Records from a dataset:

start

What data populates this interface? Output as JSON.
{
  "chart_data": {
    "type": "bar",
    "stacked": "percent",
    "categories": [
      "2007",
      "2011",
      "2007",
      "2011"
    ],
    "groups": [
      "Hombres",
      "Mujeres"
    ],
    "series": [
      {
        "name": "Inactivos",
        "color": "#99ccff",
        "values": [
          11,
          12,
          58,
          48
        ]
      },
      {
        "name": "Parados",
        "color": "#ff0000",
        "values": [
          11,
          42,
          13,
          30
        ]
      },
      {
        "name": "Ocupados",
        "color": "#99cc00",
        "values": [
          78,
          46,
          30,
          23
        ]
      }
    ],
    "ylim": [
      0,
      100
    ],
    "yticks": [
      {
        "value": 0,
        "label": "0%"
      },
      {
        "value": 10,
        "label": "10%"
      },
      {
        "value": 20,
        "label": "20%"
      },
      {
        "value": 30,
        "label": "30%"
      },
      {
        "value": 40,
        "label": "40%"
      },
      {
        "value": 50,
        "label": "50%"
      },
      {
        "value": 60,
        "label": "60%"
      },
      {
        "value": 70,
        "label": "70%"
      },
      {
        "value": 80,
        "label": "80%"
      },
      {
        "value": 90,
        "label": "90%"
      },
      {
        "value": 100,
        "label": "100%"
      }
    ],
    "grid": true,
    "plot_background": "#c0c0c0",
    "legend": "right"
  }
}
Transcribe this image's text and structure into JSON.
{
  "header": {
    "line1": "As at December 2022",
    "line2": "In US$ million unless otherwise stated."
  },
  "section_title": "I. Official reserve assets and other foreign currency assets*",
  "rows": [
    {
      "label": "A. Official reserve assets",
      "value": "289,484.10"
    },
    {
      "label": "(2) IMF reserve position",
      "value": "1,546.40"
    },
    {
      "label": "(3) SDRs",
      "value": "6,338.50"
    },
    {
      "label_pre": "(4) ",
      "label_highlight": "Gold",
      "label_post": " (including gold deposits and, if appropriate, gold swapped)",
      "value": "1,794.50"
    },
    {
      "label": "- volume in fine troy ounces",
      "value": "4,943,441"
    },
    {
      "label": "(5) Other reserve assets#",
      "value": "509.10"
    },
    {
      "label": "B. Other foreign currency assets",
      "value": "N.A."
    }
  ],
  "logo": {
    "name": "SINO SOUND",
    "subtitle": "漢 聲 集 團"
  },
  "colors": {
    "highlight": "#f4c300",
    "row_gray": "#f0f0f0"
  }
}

end

#### [Exercise task]
Extract every entry in the listing word for word.

#### [The reply]
What data populates this interface? Output as JSON.
{
  "chart_data": {
    "type": "bar",
    "stacked": "percent",
    "categories": [
      "2007",
      "2011",
      "2007",
      "2011"
    ],
    "groups": [
      "Hombres",
      "Mujeres"
    ],
    "series": [
      {
        "name": "Inactivos",
        "color": "#99ccff",
        "values": [
          11,
          12,
          58,
          48
        ]
      },
      {
        "name": "Parados",
        "color": "#ff0000",
        "values": [
          11,
          42,
          13,
          30
        ]
      },
      {
        "name": "Ocupados",
        "color": "#99cc00",
        "values": [
          78,
          46,
          30,
          23
        ]
      }
    ],
    "ylim": [
      0,
      100
    ],
    "yticks": [
      {
        "value": 0,
        "label": "0%"
      },
      {
        "value": 10,
        "label": "10%"
      },
      {
        "value": 20,
        "label": "20%"
      },
      {
        "value": 30,
        "label": "30%"
      },
      {
        "value": 40,
        "label": "40%"
      },
      {
        "value": 50,
        "label": "50%"
      },
      {
        "value": 60,
        "label": "60%"
      },
      {
        "value": 70,
        "label": "70%"
      },
      {
        "value": 80,
        "label": "80%"
      },
      {
        "value": 90,
        "label": "90%"
      },
      {
        "value": 100,
        "label": "100%"
      }
    ],
    "grid": true,
    "plot_background": "#c0c0c0",
    "legend": "right"
  }
}
Transcribe this image's text and structure into JSON.
{
  "header": {
    "line1": "As at December 2022",
    "line2": "In US$ million unless otherwise stated."
  },
  "section_title": "I. Official reserve assets and other foreign currency assets*",
  "rows": [
    {
      "label": "A. Official reserve assets",
      "value": "289,484.10"
    },
    {
      "label": "(2) IMF reserve position",
      "value": "1,546.40"
    },
    {
      "label": "(3) SDRs",
      "value": "6,338.50"
    },
    {
      "label_pre": "(4) ",
      "label_highlight": "Gold",
      "label_post": " (including gold deposits and, if appropriate, gold swapped)",
      "value": "1,794.50"
    },
    {
      "label": "- volume in fine troy ounces",
      "value": "4,943,441"
    },
    {
      "label": "(5) Other reserve assets#",
      "value": "509.10"
    },
    {
      "label": "B. Other foreign currency assets",
      "value": "N.A."
    }
  ],
  "logo": {
    "name": "SINO SOUND",
    "subtitle": "漢 聲 集 團"
  },
  "colors": {
    "highlight": "#f4c300",
    "row_gray": "#f0f0f0"
  }
}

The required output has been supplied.